Given information —
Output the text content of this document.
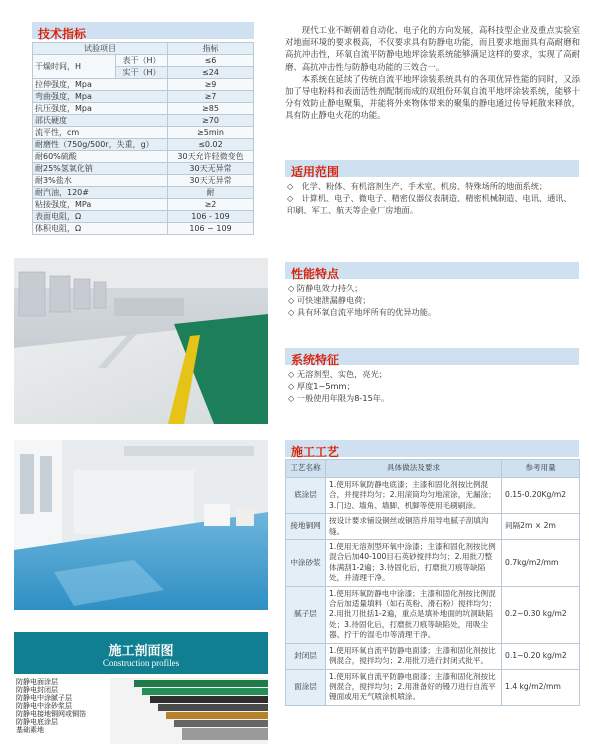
技术指标
试验项目		指标
干燥时间，H	表干（H）	≤6
	实干（H）	≤24
拉伸强度，Mpa		≥9
弯曲强度，Mpa		≥7
抗压强度，Mpa		≥85
邵氏硬度		≥70
流平性，cm		≥5min
耐磨性（750g/500r，失重，g）		≤0.02
耐60%硫酸		30天允许轻微变色
耐25%氢氧化钠		30天无异常
耐3%盐水		30天无异常
耐汽油，120#		耐
粘接强度，MPa		≥2
表面电阻，Ω		106 - 109
体积电阻，Ω		106 ~ 109

现代工业不断朝着自动化、电子化的方向发展，高科技型企业及重点实验室对地面环境的要求极高，不仅要求具有防静电功能，而且要求地面具有高耐磨和高抗冲击性，环氧自流平防静电地坪涂装系统能够满足这样的要求，实现了高耐磨、高抗冲击性与防静电功能的三效合一。

本系统在延续了传统自流平地坪涂装系统具有的各项优异性能的同时，又添加了导电粉料和表面活性剂配制而成的双组份环氧自流平地坪涂装系统，能够十分有效防止静电聚集，并能将外来物体带来的聚集的静电通过传导耗散来释放，具有防止静电火花的功能。

适用范围
◇　化学、粉体、有机溶剂生产、手术室、机房、特殊场所的地面系统；
◇　计算机、电子、微电子、精密仪器仪表制造、精密机械制造、电讯、通讯、印刷、军工、航天等企业厂房地面。
性能特点
◇ 防静电效力持久；
◇ 可快速泄漏静电荷；
◇ 具有环氧自流平地坪所有的优异功能。
系统特征
◇ 无溶剂型、实色，亮光；
◇ 厚度1~5mm；
◇ 一般使用年限为8-15年。
施工剖面图
Construction profiles
防静电面涂层
防静电封闭层
防静电中涂腻子层
防静电中涂砂浆层
防静电接地铜网或铜箔
防静电底涂层
基础素地
施工工艺
工艺名称	具体做法及要求	参考用量
底涂层	1.使用环氧防静电底漆；主漆和固化剂按比例混合，并搅拌均匀；2.用滚筒均匀地滚涂，无漏涂；3.门边、墙角、墙脚、机脚等使用毛刷刷涂。	0.15-0.20Kg/m2
接地铜网	按设计要求铺设铜丝或铜箔并用导电腻子刮填沟缝。	间隔2m × 2m
中涂砂浆	1.使用无溶剂型环氧中涂漆；主漆和固化剂按比例混合后加40-100目石英砂搅拌均匀；2.用批刀整体满刮1-2遍；3.待固化后，打磨批刀痕等缺陷处，并清理干净。	0.7kg/m2/mm
腻子层	1.使用环氧防静电中涂漆；主漆和固化剂按比例混合后加适量填料（如石英粉、滑石粉）搅拌均匀；2.用批刀批括1-2遍，重点是填补地面的坑洞缺陷处；3.待固化后，打磨批刀痕等缺陷处，用吸尘器、拧干的湿毛巾等清理干净。	0.2~0.30 kg/m2
封闭层	1.使用环氧自流平防静电面漆；主漆和固化剂按比例混合，搅拌均匀；2.用批刀进行封闭式批平。	0.1~0.20 kg/m2
面涂层	1.使用环氧自流平防静电面漆；主漆和固化剂按比例混合，搅拌均匀；2.用准备好的镘刀进行自流平镘面或用无气喷涂机喷涂。	1.4 kg/m2/mm
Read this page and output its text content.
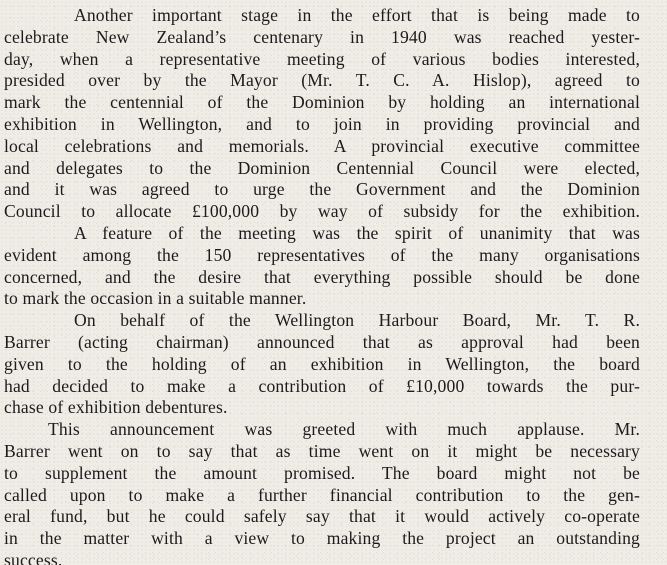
Another important stage in the effort that is being made to
celebrate New Zealand’s centenary in 1940 was reached yester-
day, when a representative meeting of various bodies interested,
presided over by the Mayor (Mr. T. C. A. Hislop), agreed to
mark the centennial of the Dominion by holding an international
exhibition in Wellington, and to join in providing provincial and
local celebrations and memorials. A provincial executive committee
and delegates to the Dominion Centennial Council were elected,
and it was agreed to urge the Government and the Dominion
Council to allocate £100,000 by way of subsidy for the exhibition.
A feature of the meeting was the spirit of unanimity that was
evident among the 150 representatives of the many organisations
concerned, and the desire that everything possible should be done
to mark the occasion in a suitable manner.
On behalf of the Wellington Harbour Board, Mr. T. R.
Barrer (acting chairman) announced that as approval had been
given to the holding of an exhibition in Wellington, the board
had decided to make a contribution of £10,000 towards the pur-
chase of exhibition debentures.
This announcement was greeted with much applause. Mr.
Barrer went on to say that as time went on it might be necessary
to supplement the amount promised. The board might not be
called upon to make a further financial contribution to the gen-
eral fund, but he could safely say that it would actively co-operate
in the matter with a view to making the project an outstanding
success.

Aim —
Copy all the records above exactly, but leave out the pictures.

Task solution —
Output the text content of this document.
技术指标
试验项目		指标
干燥时间，H	表干（H）	≤6
	实干（H）	≤24
拉伸强度，Mpa		≥9
弯曲强度，Mpa		≥7
抗压强度，Mpa		≥85
邵氏硬度		≥70
流平性，cm		≥5min
耐磨性（750g/500r，失重，g）		≤0.02
耐60%硫酸		30天允许轻微变色
耐25%氢氧化钠		30天无异常
耐3%盐水		30天无异常
耐汽油，120#		耐
粘接强度，MPa		≥2
表面电阻，Ω		106 - 109
体积电阻，Ω		106 ~ 109

现代工业不断朝着自动化、电子化的方向发展，高科技型企业及重点实验室对地面环境的要求极高，不仅要求具有防静电功能，而且要求地面具有高耐磨和高抗冲击性，环氧自流平防静电地坪涂装系统能够满足这样的要求，实现了高耐磨、高抗冲击性与防静电功能的三效合一。

本系统在延续了传统自流平地坪涂装系统具有的各项优异性能的同时，又添加了导电粉料和表面活性剂配制而成的双组份环氧自流平地坪涂装系统，能够十分有效防止静电聚集，并能将外来物体带来的聚集的静电通过传导耗散来释放，具有防止静电火花的功能。

适用范围
◇　化学、粉体、有机溶剂生产、手术室、机房、特殊场所的地面系统；
◇　计算机、电子、微电子、精密仪器仪表制造、精密机械制造、电讯、通讯、印刷、军工、航天等企业厂房地面。
性能特点
◇ 防静电效力持久；
◇ 可快速泄漏静电荷；
◇ 具有环氧自流平地坪所有的优异功能。
系统特征
◇ 无溶剂型、实色，亮光；
◇ 厚度1~5mm；
◇ 一般使用年限为8-15年。
施工剖面图
Construction profiles
防静电面涂层
防静电封闭层
防静电中涂腻子层
防静电中涂砂浆层
防静电接地铜网或铜箔
防静电底涂层
基础素地
施工工艺
工艺名称	具体做法及要求	参考用量
底涂层	1.使用环氧防静电底漆；主漆和固化剂按比例混合，并搅拌均匀；2.用滚筒均匀地滚涂，无漏涂；3.门边、墙角、墙脚、机脚等使用毛刷刷涂。	0.15-0.20Kg/m2
接地铜网	按设计要求铺设铜丝或铜箔并用导电腻子刮填沟缝。	间隔2m × 2m
中涂砂浆	1.使用无溶剂型环氧中涂漆；主漆和固化剂按比例混合后加40-100目石英砂搅拌均匀；2.用批刀整体满刮1-2遍；3.待固化后，打磨批刀痕等缺陷处，并清理干净。	0.7kg/m2/mm
腻子层	1.使用环氧防静电中涂漆；主漆和固化剂按比例混合后加适量填料（如石英粉、滑石粉）搅拌均匀；2.用批刀批括1-2遍，重点是填补地面的坑洞缺陷处；3.待固化后，打磨批刀痕等缺陷处，用吸尘器、拧干的湿毛巾等清理干净。	0.2~0.30 kg/m2
封闭层	1.使用环氧自流平防静电面漆；主漆和固化剂按比例混合，搅拌均匀；2.用批刀进行封闭式批平。	0.1~0.20 kg/m2
面涂层	1.使用环氧自流平防静电面漆；主漆和固化剂按比例混合，搅拌均匀；2.用准备好的镘刀进行自流平镘面或用无气喷涂机喷涂。	1.4 kg/m2/mm
Read this page and output its text content.
Another important stage in the effort that is being made to
celebrate New Zealand’s centenary in 1940 was reached yester-
day, when a representative meeting of various bodies interested,
presided over by the Mayor (Mr. T. C. A. Hislop), agreed to
mark the centennial of the Dominion by holding an international
exhibition in Wellington, and to join in providing provincial and
local celebrations and memorials. A provincial executive committee
and delegates to the Dominion Centennial Council were elected,
and it was agreed to urge the Government and the Dominion
Council to allocate £100,000 by way of subsidy for the exhibition.
A feature of the meeting was the spirit of unanimity that was
evident among the 150 representatives of the many organisations
concerned, and the desire that everything possible should be done
to mark the occasion in a suitable manner.
On behalf of the Wellington Harbour Board, Mr. T. R.
Barrer (acting chairman) announced that as approval had been
given to the holding of an exhibition in Wellington, the board
had decided to make a contribution of £10,000 towards the pur-
chase of exhibition debentures.
This announcement was greeted with much applause. Mr.
Barrer went on to say that as time went on it might be necessary
to supplement the amount promised. The board might not be
called upon to make a further financial contribution to the gen-
eral fund, but he could safely say that it would actively co-operate
in the matter with a view to making the project an outstanding
success.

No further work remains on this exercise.